> [Work to complete]: Copy out all lines that hold "Microsoft".
-- START Input rows --
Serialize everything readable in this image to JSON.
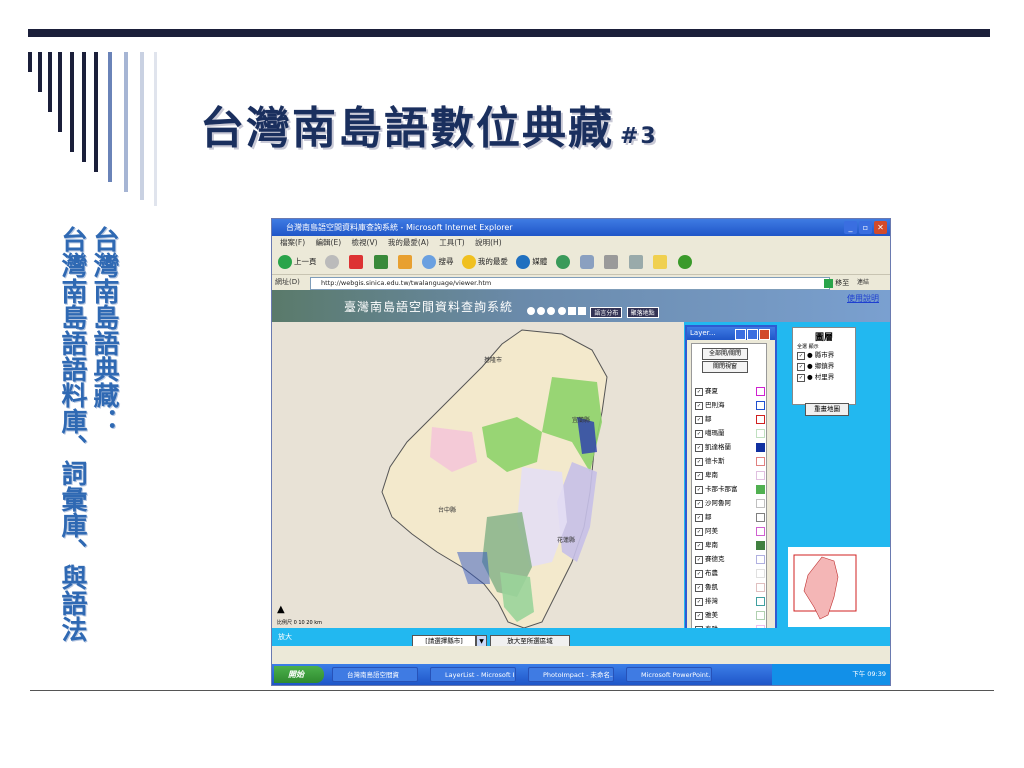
{
  "slide": {
    "title": "台灣南島語數位典藏",
    "title_num": "#3",
    "col_right": "台灣南島語典藏：",
    "col_left": "台灣南島語語料庫、詞彙庫、與語法"
  },
  "window": {
    "title": "台灣南島語空間資料庫查詢系統 - Microsoft Internet Explorer",
    "menu": [
      "檔案(F)",
      "編輯(E)",
      "檢視(V)",
      "我的最愛(A)",
      "工具(T)",
      "說明(H)"
    ],
    "toolbar": [
      "上一頁",
      "搜尋",
      "我的最愛",
      "媒體"
    ],
    "address_label": "網址(D)",
    "address": "http://webgis.sinica.edu.tw/twalanguage/viewer.htm",
    "go": "移至",
    "links": "連結"
  },
  "app": {
    "title": "臺灣南島語空間資料查詢系統",
    "help": "使用說明",
    "tool1": "語言分布",
    "tool2": "聚落地點",
    "zoom_label": "放大",
    "city_select": "[請選擇縣市]",
    "zoom_button": "放大至所選區域"
  },
  "legend": {
    "title": "圖層",
    "sub": "全選 顯示",
    "items": [
      "縣市界",
      "鄉鎮界",
      "村里界"
    ],
    "clear": "重畫地圖"
  },
  "layers": {
    "title": "Layer...",
    "btn_show_all": "全部開/關閉",
    "btn_close": "關閉視窗",
    "items": [
      {
        "name": "賽夏",
        "color": "#d020d0"
      },
      {
        "name": "巴則海",
        "color": "#2050d0"
      },
      {
        "name": "鄒",
        "color": "#d02020"
      },
      {
        "name": "噶瑪蘭",
        "color": "#c0e0c0"
      },
      {
        "name": "凱達格蘭",
        "color": "#1030a0"
      },
      {
        "name": "德卡斯",
        "color": "#e08080"
      },
      {
        "name": "卑南",
        "color": "#e0c0e0"
      },
      {
        "name": "卡那卡那富",
        "color": "#50b050"
      },
      {
        "name": "沙阿魯阿",
        "color": "#c0c0c0"
      },
      {
        "name": "鄒",
        "color": "#808080"
      },
      {
        "name": "阿美",
        "color": "#d060d0"
      },
      {
        "name": "卑南",
        "color": "#408040"
      },
      {
        "name": "賽德克",
        "color": "#b0b0e0"
      },
      {
        "name": "布農",
        "color": "#e0e0e0"
      },
      {
        "name": "魯凱",
        "color": "#e0c0c0"
      },
      {
        "name": "排灣",
        "color": "#40a0a0"
      },
      {
        "name": "雅美",
        "color": "#b0d0b0"
      },
      {
        "name": "泰雅",
        "color": "#f0c0f0"
      }
    ]
  },
  "taskbar": {
    "start": "開始",
    "tasks": [
      "台灣南島語空間資",
      "LayerList - Microsoft I...",
      "PhotoImpact - 未命名...",
      "Microsoft PowerPoint..."
    ],
    "clock": "下午 09:39"
  }
}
-- END Input rows --
> [Response to the exercise]:
    "title": "台灣南島語空間資料庫查詢系統 - Microsoft Internet Explorer",
      "LayerList - Microsoft I...",
      "Microsoft PowerPoint..."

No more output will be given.